- **Exercise**
Of the lines listed below, how many contain the string "August"? Answer with the number alone.
========
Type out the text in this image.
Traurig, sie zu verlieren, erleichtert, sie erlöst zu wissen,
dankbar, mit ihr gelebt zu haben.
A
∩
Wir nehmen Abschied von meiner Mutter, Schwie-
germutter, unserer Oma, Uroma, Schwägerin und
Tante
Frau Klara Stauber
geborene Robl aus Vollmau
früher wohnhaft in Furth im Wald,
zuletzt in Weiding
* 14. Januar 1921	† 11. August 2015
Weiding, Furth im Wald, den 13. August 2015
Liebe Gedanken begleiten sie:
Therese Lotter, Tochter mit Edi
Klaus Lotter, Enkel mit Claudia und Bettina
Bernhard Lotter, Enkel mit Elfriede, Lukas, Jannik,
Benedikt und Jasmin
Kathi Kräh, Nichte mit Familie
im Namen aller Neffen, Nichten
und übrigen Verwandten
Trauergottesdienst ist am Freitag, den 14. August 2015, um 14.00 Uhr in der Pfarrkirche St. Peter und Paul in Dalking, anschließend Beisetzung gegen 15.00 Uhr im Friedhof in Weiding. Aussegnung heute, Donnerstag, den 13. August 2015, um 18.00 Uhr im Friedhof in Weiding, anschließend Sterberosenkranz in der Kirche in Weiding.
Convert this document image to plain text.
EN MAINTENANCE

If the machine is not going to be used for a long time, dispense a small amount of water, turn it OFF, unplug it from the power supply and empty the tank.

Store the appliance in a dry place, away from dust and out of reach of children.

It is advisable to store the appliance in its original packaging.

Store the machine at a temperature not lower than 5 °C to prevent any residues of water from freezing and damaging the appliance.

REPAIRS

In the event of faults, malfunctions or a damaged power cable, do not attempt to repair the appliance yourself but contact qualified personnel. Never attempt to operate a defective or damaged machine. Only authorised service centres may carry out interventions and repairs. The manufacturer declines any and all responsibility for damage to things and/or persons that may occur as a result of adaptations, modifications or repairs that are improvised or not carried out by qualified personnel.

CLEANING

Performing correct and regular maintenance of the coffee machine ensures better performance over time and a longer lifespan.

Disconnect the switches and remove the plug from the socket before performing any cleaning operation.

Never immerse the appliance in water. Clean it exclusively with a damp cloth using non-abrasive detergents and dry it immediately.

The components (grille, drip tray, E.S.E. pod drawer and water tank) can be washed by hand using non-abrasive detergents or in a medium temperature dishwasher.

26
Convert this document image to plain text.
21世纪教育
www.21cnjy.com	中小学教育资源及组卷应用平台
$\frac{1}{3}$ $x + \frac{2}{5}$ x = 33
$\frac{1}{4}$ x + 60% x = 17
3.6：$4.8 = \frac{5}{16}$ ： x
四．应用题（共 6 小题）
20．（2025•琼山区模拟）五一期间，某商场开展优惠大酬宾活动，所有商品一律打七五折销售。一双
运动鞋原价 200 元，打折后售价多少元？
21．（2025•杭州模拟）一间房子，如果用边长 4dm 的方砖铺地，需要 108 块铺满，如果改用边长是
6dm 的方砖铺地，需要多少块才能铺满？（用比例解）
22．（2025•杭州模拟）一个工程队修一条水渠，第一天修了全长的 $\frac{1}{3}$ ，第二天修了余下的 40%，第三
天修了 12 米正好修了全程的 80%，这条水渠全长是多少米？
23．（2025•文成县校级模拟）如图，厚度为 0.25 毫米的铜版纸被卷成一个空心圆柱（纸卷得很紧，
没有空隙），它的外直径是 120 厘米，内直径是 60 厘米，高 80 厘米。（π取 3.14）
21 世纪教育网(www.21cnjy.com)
========
- **The reply**
3